Tasks to complete:
[A] In the records, copy the lines exactly, starting with the line that contains "pagina-label: Página: [472, 474, 501, 484]" and going on through the line that contains "first-page-icon[interactable]: |◂: [432, 474, 439, 485]", both included.
[B] Carry on the article about the athletes' off-season training plans from the point where it stops.

India’s Olympic champion Neeraj Chopra was scheduled to travel to South Africa for a three-month off-season training camp on Sunday (today) but Omicron forced Athletics Federation of India (AFI) to scrap the plan. AFI immediately shifted its focus from South Africa and decided to send Chopra to the United States for a 90-day training stint.

The interesting thing is that AFI sent proposal to the Sports Authority of India (SAI) that it wanted to send Chopra to the US and its proposal was approved inside four hours. A budget of 3.8 million Indian rupees has been approved for Chopra’s training.

But his close friend Arshad, who finished fifth in the Tokyo Olympics, may face a different fate as the government here does not take such a prompt decision for a sports hero’s training purposes as SAI has taken for Chopra, who took the world by storm by winning Olympic gold in Tokyo this year.

“Yes, that’s the problem. A new variant has been found in South Africa and we are assessing the situation,” Athletics Federation of Pakistan (AFP) chief Major General (retd) Mohammad Akram Sahi told ‘The News’ in an interaction.

“We are making arrangements for sending Arshad and Yasir to South Africa. We are making visas arrangements and one of our officials is undertaking the whole process. But if there are restrictions due to Omicron then certainly we will have to shift our focus somewhere else,” said Sahi, also a former international athlete.

The AFP had also planned to send Arshad to Kazakhstan for six months training for Tokyo Olympics but that plan also could not be implemented because of the travel restrictions.

Through the assistance of the World Athletics coaching head South Africa has been chosen by the AFP as a training destination for Arshad and Yasir. England and Kazakhstan were the other options.

Records shown:

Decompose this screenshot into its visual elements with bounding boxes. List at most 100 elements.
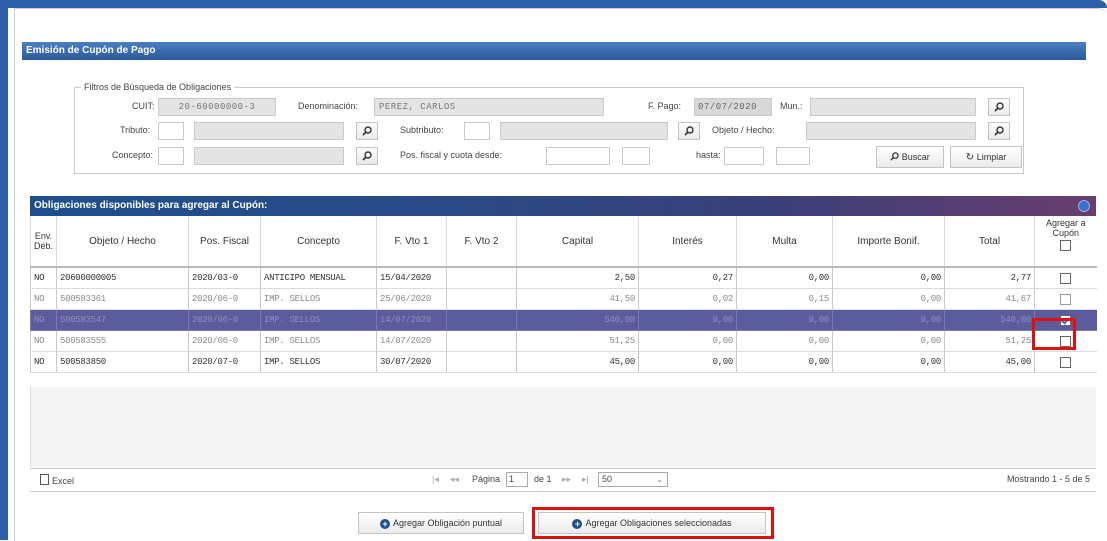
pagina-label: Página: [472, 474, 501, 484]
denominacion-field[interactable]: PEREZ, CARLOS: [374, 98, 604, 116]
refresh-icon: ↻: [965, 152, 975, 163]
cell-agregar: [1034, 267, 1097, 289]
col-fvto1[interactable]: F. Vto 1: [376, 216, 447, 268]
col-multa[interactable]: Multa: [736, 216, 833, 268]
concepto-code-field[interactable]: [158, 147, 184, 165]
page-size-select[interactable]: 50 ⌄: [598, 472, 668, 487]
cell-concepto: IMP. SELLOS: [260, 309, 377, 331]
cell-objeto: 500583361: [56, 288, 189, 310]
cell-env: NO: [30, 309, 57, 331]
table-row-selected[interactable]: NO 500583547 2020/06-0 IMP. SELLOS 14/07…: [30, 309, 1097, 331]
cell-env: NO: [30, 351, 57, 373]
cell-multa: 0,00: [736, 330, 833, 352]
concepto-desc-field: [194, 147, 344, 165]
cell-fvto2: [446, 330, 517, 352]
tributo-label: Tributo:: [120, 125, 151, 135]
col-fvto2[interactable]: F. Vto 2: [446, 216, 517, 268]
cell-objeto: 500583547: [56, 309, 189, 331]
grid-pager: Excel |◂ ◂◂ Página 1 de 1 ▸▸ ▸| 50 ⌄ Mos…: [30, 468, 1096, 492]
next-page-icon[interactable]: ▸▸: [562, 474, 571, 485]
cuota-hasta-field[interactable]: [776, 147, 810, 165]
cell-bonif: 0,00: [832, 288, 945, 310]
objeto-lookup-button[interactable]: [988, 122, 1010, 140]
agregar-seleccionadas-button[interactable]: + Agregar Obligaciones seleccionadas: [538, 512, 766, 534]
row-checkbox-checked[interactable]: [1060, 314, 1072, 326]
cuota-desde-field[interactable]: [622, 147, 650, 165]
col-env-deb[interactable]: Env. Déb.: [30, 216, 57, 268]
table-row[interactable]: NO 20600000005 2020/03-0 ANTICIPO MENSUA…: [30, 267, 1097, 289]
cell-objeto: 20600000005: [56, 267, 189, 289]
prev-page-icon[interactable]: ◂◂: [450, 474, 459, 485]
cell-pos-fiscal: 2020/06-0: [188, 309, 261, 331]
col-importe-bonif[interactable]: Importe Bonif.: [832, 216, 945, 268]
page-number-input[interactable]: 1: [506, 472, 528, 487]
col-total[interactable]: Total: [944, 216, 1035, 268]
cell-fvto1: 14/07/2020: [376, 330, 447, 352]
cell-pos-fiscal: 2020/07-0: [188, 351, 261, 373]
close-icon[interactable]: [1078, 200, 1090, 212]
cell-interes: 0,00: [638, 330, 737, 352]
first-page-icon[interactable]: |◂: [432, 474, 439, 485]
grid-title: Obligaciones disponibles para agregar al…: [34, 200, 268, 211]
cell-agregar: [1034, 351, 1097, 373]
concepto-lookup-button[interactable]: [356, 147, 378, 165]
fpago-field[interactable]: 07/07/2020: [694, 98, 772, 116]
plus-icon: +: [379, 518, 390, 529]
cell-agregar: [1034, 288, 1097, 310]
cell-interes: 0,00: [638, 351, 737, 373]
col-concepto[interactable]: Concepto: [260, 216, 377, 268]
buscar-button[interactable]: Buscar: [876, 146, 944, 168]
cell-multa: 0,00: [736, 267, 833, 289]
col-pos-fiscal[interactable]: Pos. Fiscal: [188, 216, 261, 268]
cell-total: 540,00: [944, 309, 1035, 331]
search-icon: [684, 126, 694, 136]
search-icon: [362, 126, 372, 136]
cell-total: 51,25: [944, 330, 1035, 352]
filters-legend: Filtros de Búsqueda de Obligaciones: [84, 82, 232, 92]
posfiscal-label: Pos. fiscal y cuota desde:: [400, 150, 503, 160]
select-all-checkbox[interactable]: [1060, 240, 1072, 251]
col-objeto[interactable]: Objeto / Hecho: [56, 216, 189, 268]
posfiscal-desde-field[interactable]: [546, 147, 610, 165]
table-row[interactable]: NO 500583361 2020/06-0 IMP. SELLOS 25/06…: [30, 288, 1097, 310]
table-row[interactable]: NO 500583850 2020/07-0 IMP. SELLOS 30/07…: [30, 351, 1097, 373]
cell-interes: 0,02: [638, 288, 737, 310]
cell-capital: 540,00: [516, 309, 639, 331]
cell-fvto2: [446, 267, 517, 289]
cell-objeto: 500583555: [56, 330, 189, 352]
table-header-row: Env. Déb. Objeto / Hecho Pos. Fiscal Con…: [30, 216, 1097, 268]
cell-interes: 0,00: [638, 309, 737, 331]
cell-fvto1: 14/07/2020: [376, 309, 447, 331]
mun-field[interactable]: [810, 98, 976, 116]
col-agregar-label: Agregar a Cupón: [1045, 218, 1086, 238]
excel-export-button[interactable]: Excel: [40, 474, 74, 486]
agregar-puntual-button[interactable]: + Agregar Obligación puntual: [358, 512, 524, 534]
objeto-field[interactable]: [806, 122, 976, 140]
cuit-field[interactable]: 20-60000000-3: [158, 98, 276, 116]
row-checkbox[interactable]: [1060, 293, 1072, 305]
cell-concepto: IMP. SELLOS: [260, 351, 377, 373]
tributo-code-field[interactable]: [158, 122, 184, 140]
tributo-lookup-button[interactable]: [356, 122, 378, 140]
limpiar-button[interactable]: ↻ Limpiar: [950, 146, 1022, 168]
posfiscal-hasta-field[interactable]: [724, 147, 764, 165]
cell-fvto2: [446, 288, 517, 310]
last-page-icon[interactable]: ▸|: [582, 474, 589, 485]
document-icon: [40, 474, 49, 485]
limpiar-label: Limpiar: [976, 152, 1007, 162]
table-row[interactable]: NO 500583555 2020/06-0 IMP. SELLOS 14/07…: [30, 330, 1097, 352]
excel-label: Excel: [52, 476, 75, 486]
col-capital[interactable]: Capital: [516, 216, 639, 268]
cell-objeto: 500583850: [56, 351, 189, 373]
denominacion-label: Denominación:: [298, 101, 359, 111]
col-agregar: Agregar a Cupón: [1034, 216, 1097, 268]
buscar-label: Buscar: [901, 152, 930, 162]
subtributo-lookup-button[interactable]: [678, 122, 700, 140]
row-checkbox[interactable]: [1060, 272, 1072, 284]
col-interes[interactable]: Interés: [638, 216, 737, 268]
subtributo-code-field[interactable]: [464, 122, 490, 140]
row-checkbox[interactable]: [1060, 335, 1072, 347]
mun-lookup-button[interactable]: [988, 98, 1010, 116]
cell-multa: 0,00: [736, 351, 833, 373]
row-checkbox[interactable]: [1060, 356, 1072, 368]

Results for the exercise:
[A]
pagina-label: Página: [472, 474, 501, 484]
denominacion-field[interactable]: PEREZ, CARLOS: [374, 98, 604, 116]
refresh-icon: ↻: [965, 152, 975, 163]
cell-agregar: [1034, 267, 1097, 289]
col-fvto1[interactable]: F. Vto 1: [376, 216, 447, 268]
col-multa[interactable]: Multa: [736, 216, 833, 268]
concepto-code-field[interactable]: [158, 147, 184, 165]
page-size-select[interactable]: 50 ⌄: [598, 472, 668, 487]
cell-concepto: IMP. SELLOS: [260, 309, 377, 331]
cell-objeto: 500583361: [56, 288, 189, 310]
cell-env: NO: [30, 309, 57, 331]
table-row-selected[interactable]: NO 500583547 2020/06-0 IMP. SELLOS 14/07…: [30, 309, 1097, 331]
cell-env: NO: [30, 351, 57, 373]
cell-multa: 0,00: [736, 330, 833, 352]
concepto-desc-field: [194, 147, 344, 165]
cell-fvto2: [446, 330, 517, 352]
tributo-label: Tributo:: [120, 125, 151, 135]
col-fvto2[interactable]: F. Vto 2: [446, 216, 517, 268]
cell-objeto: 500583547: [56, 309, 189, 331]
grid-pager: Excel |◂ ◂◂ Página 1 de 1 ▸▸ ▸| 50 ⌄ Mos…: [30, 468, 1096, 492]
next-page-icon[interactable]: ▸▸: [562, 474, 571, 485]
cuota-hasta-field[interactable]: [776, 147, 810, 165]
cell-bonif: 0,00: [832, 288, 945, 310]
objeto-lookup-button[interactable]: [988, 122, 1010, 140]
agregar-seleccionadas-button[interactable]: + Agregar Obligaciones seleccionadas: [538, 512, 766, 534]
row-checkbox-checked[interactable]: [1060, 314, 1072, 326]
cuota-desde-field[interactable]: [622, 147, 650, 165]
col-env-deb[interactable]: Env. Déb.: [30, 216, 57, 268]
table-row[interactable]: NO 20600000005 2020/03-0 ANTICIPO MENSUA…: [30, 267, 1097, 289]
cell-objeto: 20600000005: [56, 267, 189, 289]
prev-page-icon[interactable]: ◂◂: [450, 474, 459, 485]
cell-pos-fiscal: 2020/06-0: [188, 309, 261, 331]
col-importe-bonif[interactable]: Importe Bonif.: [832, 216, 945, 268]
page-number-input[interactable]: 1: [506, 472, 528, 487]
col-total[interactable]: Total: [944, 216, 1035, 268]
cell-fvto1: 14/07/2020: [376, 330, 447, 352]
cell-pos-fiscal: 2020/07-0: [188, 351, 261, 373]
close-icon[interactable]: [1078, 200, 1090, 212]
cell-interes: 0,00: [638, 330, 737, 352]
first-page-icon[interactable]: |◂: [432, 474, 439, 485]

[B]
On domestic front, too, Arshad’s camp is yet to begin. “Soon we are going to hold a camp for him as time is slipping off our hands as we have a packed calendar ahead next year,” Sahi said.

“The government has told us to hold camp. We are going to hold cross country trials on Sunday to pick athletes for South Asian Cross Country Championship and after that we plan a camp somewhere,” Sahi said.

Next year from July 15-22 World Athletics Championships will be held in the USA. It will be immediately followed by the Commonwealth Games which England will host in Brimingham from July 28 to August 8 and the Asian Games after 35 days gap in China in September.

In the last Asian Games held in Indonesia in 2018, Arshad snared a bronze, a medal which had come after long time in athletics.

When Arshad was contacted he said he has begun training on his own. “Yes, I have trained for a few days on my own. I will focus solely on my training,” said Arshad, the first Pakistani athlete who qualified for Olympics — with an 86.29 metre throw he managed in the 2019 Nepal South Asian Games.

He improved it, taking it to 86.38 metre in an event in Iran last April.

In Olympics he topped his group in the preliminaries but finished fifth in the final which still was considered a huge achievement.